◆ **Written request**
Reproduce all the material exactly, minus any pictures it holds.

◆ **Provided data**

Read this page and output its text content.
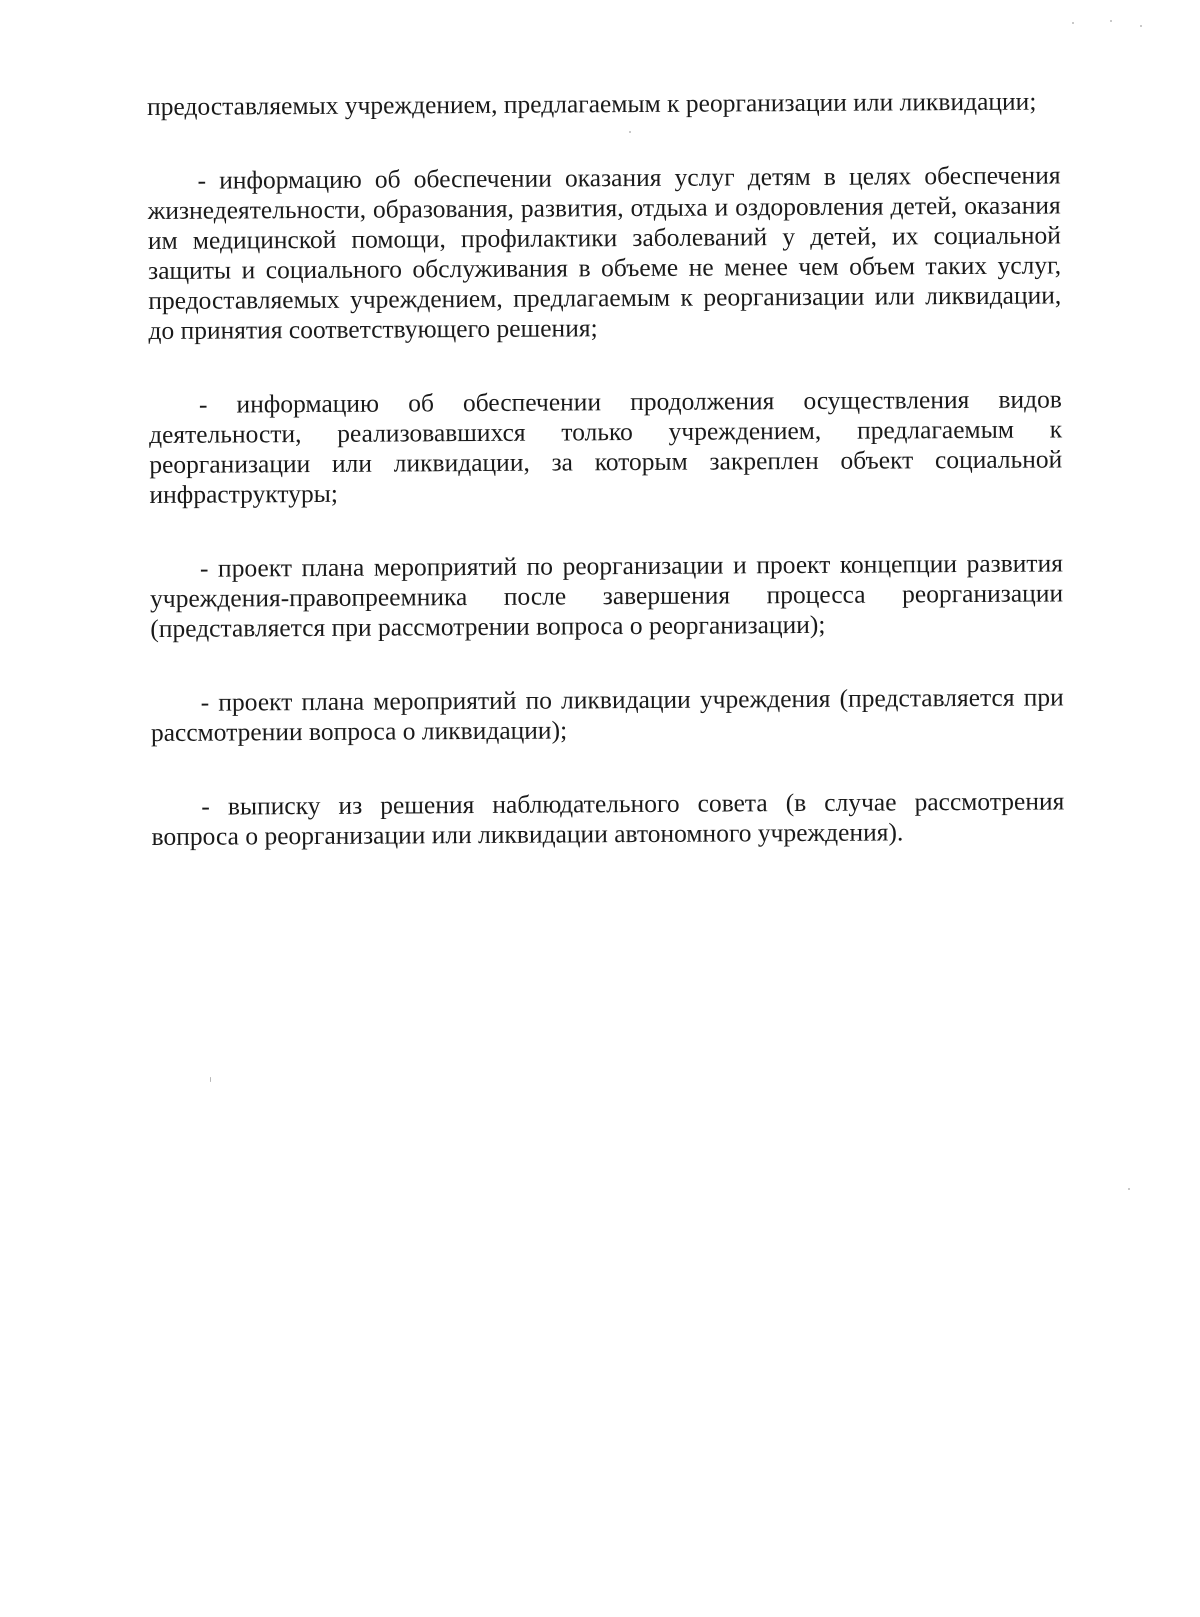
предоставляемых учреждением, предлагаемым к реорганизации или ликвидации;

- информацию об обеспечении оказания услуг детям в целях обеспечения жизнедеятельности, образования, развития, отдыха и оздоровления детей, оказания им медицинской помощи, профилактики заболеваний у детей, их социальной защиты и социального обслуживания в объеме не менее чем объем таких услуг, предоставляемых учреждением, предлагаемым к реорганизации или ликвидации, до принятия соответствующего решения;

- информацию об обеспечении продолжения осуществления видов деятельности, реализовавшихся только учреждением, предлагаемым к реорганизации или ликвидации, за которым закреплен объект социальной инфраструктуры;

- проект плана мероприятий по реорганизации и проект концепции развития учреждения-правопреемника после завершения процесса реорганизации (представляется при рассмотрении вопроса о реорганизации);

- проект плана мероприятий по ликвидации учреждения (представляется при рассмотрении вопроса о ликвидации);

- выписку из решения наблюдательного совета (в случае рассмотрения вопроса о реорганизации или ликвидации автономного учреждения).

◆ **Output below**
Read this page and output its text content.
предоставляемых учреждением, предлагаемым к реорганизации или ликвидации;

- информацию об обеспечении оказания услуг детям в целях обеспечения жизнедеятельности, образования, развития, отдыха и оздоровления детей, оказания им медицинской помощи, профилактики заболеваний у детей, их социальной защиты и социального обслуживания в объеме не менее чем объем таких услуг, предоставляемых учреждением, предлагаемым к реорганизации или ликвидации, до принятия соответствующего решения;

- информацию об обеспечении продолжения осуществления видов деятельности, реализовавшихся только учреждением, предлагаемым к реорганизации или ликвидации, за которым закреплен объект социальной инфраструктуры;

- проект плана мероприятий по реорганизации и проект концепции развития учреждения-правопреемника после завершения процесса реорганизации (представляется при рассмотрении вопроса о реорганизации);

- проект плана мероприятий по ликвидации учреждения (представляется при рассмотрении вопроса о ликвидации);

- выписку из решения наблюдательного совета (в случае рассмотрения вопроса о реорганизации или ликвидации автономного учреждения).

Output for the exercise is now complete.